La sala de oración en cambio muestra al patio sus arcos cegados, por la construcción de capillas en el interior, o bien embozados en celosías de cedro que dibujan lacerías de inspiración mudéjar. Hacia el centro se abre majestuoso el Arco de Bendiciones, cuyo perfil de herradura ornamentan las labradas dovelas, y, sobre él, los relieves que escenifican el misterio de la Anunciación.
Sobre la Puerta del Perdón se alza la torre majestuosa y resplandeciente tras su benefactora restauración, y en su pináculo, como si fuera un colosal triunfo, la apuesta estatua de San Rafael reina sobre el paisaje. De vez en cuando, las sonoras campanadas inundan el aire apacible, multiplican sus ecos por arcos y por cúpulas, y se trenzan con el aleteo de las palomas, el canto de los pájaros y la canción líquida de los surtidores. Una sinfonía pastoral de gratos sonidos que flota en el aire apacible y sorprende a los turistas; tan cautivados se sienten por la atmósfera del patio que apenas alzan la voz, sólo se aprecia un murmullo en el que sobresalen las lecciones de arte que explican los guías o las risas de los escolares que vienen de excursión.

════

Objetivo indicado 1 ▸ En el fragmento sobre el patio, ¿qué estatua se encuentra en el pináculo de la torre que se alza sobre la Puerta del Perdón?

Entradas sin procesar ▸
════

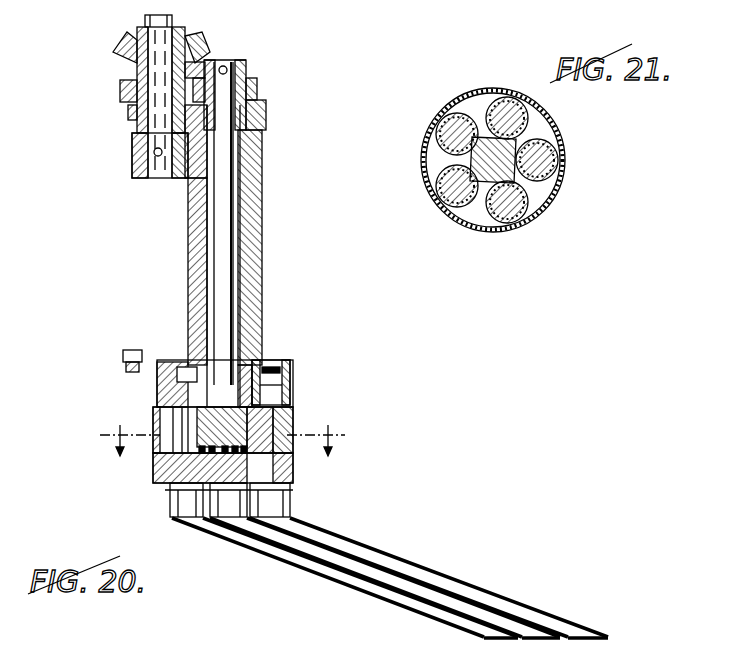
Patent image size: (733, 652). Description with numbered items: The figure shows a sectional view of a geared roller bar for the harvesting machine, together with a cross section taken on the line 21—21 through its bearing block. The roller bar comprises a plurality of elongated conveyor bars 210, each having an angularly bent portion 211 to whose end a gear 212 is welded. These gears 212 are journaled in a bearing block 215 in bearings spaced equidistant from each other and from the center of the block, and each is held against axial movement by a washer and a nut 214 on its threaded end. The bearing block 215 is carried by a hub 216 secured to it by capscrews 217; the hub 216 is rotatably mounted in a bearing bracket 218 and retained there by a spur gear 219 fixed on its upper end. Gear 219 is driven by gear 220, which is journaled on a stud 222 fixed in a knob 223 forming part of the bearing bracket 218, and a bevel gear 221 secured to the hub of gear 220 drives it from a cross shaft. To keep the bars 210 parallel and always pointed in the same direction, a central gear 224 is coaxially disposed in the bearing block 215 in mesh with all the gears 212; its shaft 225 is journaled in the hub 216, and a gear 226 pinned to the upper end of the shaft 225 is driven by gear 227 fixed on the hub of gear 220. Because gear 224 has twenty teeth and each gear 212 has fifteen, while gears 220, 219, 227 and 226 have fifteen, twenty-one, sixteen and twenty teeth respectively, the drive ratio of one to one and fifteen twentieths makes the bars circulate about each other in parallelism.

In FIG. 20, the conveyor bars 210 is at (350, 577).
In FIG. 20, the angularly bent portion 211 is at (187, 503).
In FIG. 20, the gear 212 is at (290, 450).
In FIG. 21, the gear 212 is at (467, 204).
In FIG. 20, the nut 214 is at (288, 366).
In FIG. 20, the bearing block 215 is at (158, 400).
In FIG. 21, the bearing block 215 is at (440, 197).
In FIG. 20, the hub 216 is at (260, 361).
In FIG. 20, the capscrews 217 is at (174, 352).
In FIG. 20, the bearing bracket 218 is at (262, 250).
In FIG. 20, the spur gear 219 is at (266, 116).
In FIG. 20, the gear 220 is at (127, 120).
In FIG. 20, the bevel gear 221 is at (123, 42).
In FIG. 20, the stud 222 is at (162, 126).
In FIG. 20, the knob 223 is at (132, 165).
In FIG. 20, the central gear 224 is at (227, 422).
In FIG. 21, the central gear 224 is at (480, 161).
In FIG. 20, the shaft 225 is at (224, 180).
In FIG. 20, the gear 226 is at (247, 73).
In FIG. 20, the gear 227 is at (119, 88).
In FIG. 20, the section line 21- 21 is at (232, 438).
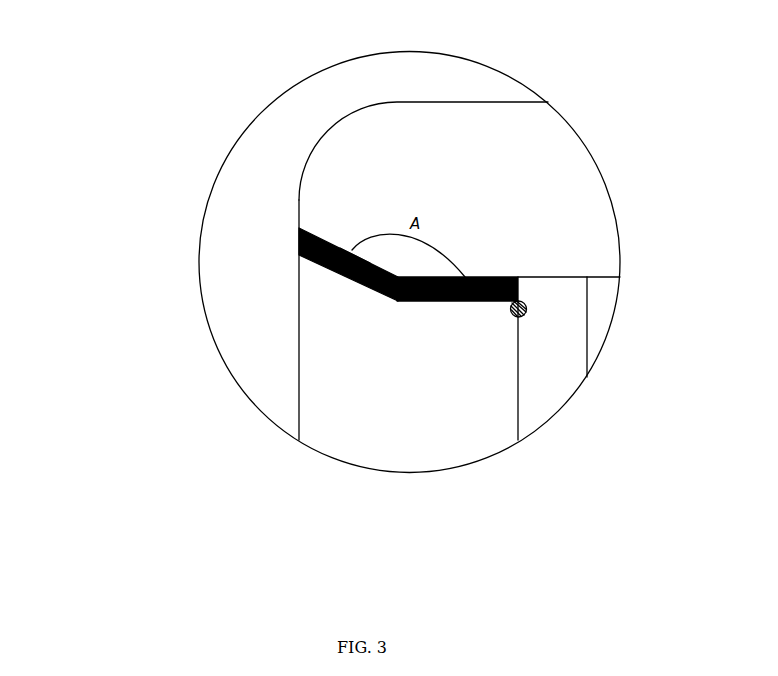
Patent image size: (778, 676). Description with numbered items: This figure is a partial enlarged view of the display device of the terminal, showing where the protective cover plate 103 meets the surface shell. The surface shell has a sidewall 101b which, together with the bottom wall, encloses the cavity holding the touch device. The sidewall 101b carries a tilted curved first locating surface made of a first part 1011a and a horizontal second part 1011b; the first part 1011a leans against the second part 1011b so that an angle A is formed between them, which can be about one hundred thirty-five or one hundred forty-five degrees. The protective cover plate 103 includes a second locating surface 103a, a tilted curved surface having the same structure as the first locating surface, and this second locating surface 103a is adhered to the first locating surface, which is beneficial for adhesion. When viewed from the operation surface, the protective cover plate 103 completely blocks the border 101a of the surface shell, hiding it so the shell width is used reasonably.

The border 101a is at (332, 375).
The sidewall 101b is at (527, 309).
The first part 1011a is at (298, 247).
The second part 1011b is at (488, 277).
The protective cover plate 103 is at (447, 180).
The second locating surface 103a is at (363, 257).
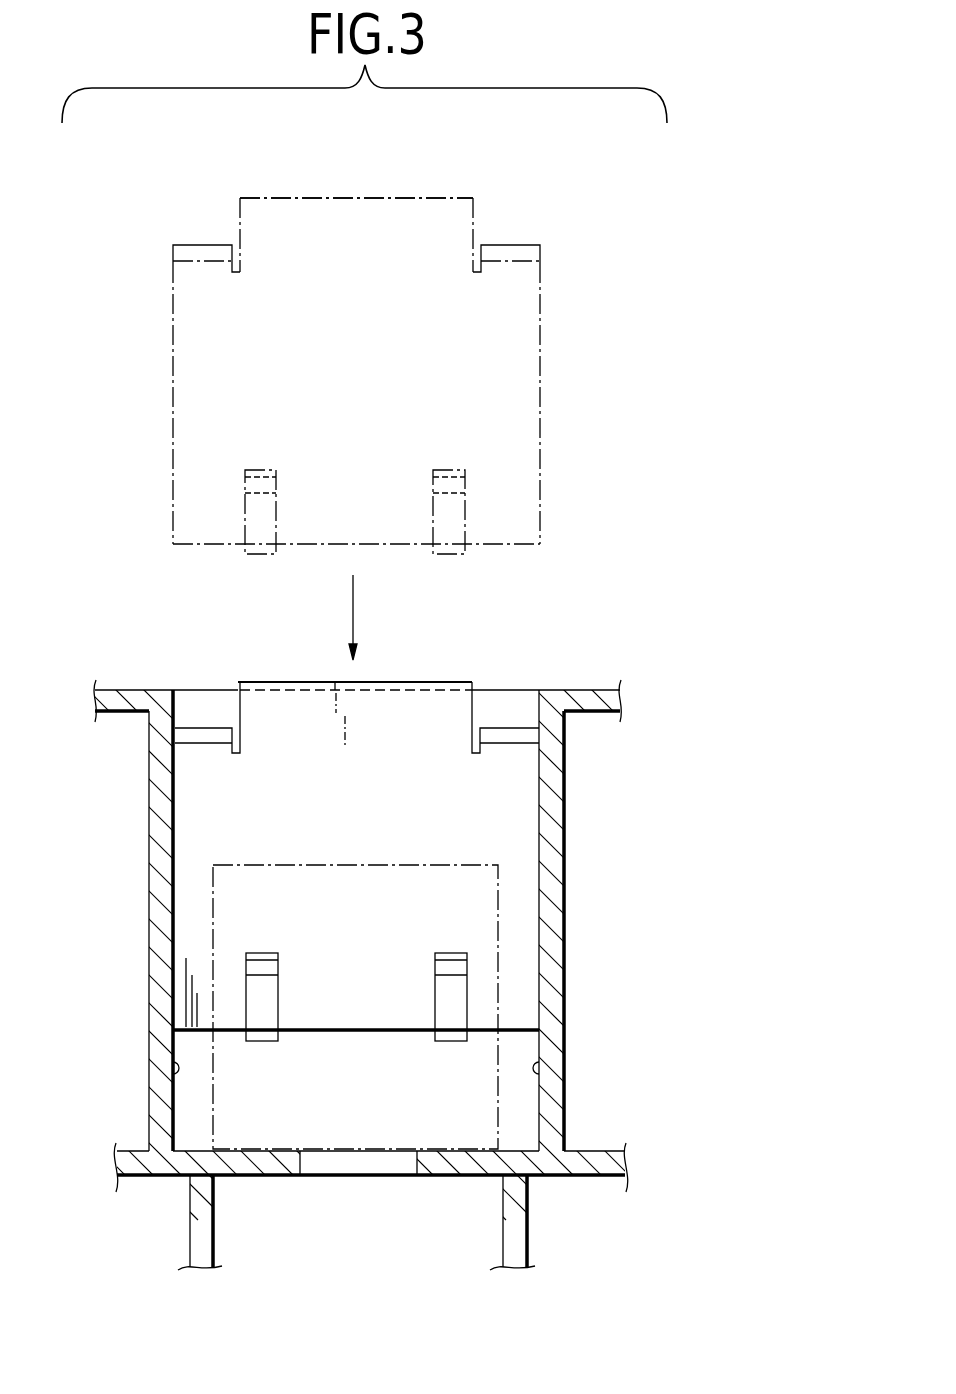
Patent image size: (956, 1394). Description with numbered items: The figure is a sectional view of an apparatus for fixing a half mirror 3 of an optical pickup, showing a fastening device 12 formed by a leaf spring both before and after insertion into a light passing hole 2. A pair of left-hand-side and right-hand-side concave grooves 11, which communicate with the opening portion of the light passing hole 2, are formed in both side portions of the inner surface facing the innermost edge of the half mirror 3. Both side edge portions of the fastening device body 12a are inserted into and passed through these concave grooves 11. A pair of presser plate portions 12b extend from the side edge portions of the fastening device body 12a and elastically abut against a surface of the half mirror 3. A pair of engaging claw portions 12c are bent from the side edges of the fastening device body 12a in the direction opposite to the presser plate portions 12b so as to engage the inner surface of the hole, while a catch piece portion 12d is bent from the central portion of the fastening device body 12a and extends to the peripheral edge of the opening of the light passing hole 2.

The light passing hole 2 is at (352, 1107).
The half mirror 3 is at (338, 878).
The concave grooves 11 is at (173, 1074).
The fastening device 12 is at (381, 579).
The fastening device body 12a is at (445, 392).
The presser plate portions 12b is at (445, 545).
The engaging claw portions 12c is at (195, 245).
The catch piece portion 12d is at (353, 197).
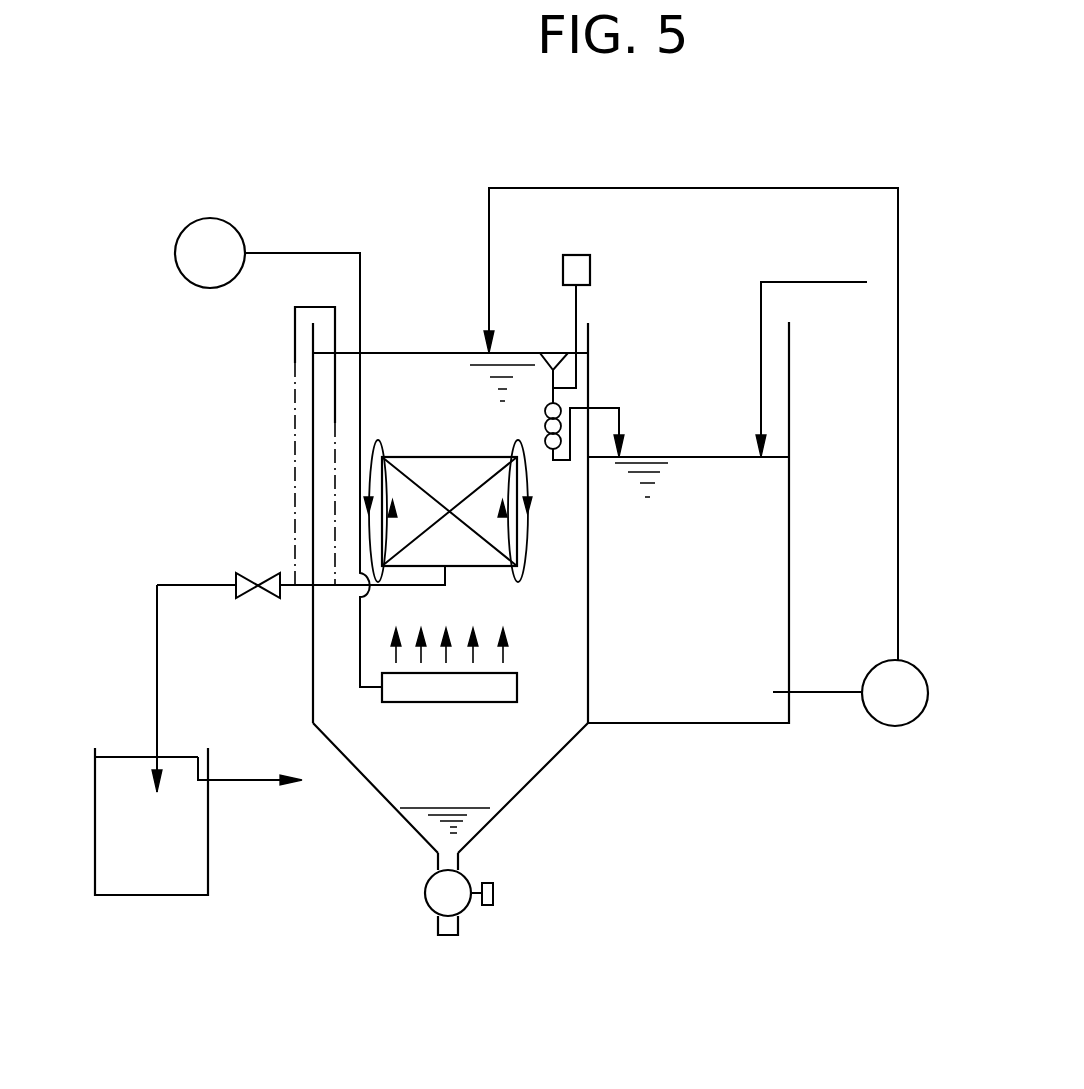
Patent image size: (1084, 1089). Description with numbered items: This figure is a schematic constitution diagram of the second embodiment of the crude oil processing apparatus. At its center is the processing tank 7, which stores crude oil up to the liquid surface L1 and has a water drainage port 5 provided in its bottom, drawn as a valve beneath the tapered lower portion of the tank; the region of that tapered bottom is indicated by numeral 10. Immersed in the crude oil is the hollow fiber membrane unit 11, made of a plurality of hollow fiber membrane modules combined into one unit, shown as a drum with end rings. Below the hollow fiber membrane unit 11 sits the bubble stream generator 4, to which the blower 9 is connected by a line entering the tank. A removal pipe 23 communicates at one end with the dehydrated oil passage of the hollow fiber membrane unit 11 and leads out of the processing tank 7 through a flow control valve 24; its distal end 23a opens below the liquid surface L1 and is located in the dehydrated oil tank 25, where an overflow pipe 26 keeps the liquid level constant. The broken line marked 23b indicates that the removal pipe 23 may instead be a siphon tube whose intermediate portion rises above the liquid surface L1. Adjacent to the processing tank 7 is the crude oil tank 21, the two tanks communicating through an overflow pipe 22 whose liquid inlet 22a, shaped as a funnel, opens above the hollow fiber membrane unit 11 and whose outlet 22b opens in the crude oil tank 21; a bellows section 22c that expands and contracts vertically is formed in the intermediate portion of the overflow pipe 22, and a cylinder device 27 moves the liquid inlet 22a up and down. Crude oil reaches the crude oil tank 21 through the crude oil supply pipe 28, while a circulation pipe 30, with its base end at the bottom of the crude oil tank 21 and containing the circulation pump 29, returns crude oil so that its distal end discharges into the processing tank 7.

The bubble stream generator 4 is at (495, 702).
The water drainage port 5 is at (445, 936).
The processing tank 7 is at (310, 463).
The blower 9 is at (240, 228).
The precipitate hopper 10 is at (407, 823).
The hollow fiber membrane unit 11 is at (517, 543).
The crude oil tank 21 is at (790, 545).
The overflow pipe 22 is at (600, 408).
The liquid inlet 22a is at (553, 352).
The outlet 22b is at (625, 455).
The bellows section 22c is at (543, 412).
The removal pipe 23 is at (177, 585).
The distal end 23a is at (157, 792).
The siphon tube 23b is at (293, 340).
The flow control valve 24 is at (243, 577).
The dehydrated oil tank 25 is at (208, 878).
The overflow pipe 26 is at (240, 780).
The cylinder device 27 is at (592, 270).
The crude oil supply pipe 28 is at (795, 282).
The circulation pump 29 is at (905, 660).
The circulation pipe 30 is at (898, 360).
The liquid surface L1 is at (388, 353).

════

Objetivo indicado 2 ▸ Extrae sin cambios, de las entradas, las líneas desde la que contiene "Patent image size: (778, 676)." hasta la que contiene "The border 101a is at (332, 375).", ambas incluidas.

Respuesta del ejercicio 1 ▸ La estatua de San Rafael.

Respuesta del ejercicio 2 ▸
Patent image size: (778, 676). Description with numbered items: This figure is a partial enlarged view of the display device of the terminal, showing where the protective cover plate 103 meets the surface shell. The surface shell has a sidewall 101b which, together with the bottom wall, encloses the cavity holding the touch device. The sidewall 101b carries a tilted curved first locating surface made of a first part 1011a and a horizontal second part 1011b; the first part 1011a leans against the second part 1011b so that an angle A is formed between them, which can be about one hundred thirty-five or one hundred forty-five degrees. The protective cover plate 103 includes a second locating surface 103a, a tilted curved surface having the same structure as the first locating surface, and this second locating surface 103a is adhered to the first locating surface, which is beneficial for adhesion. When viewed from the operation surface, the protective cover plate 103 completely blocks the border 101a of the surface shell, hiding it so the shell width is used reasonably.

The border 101a is at (332, 375).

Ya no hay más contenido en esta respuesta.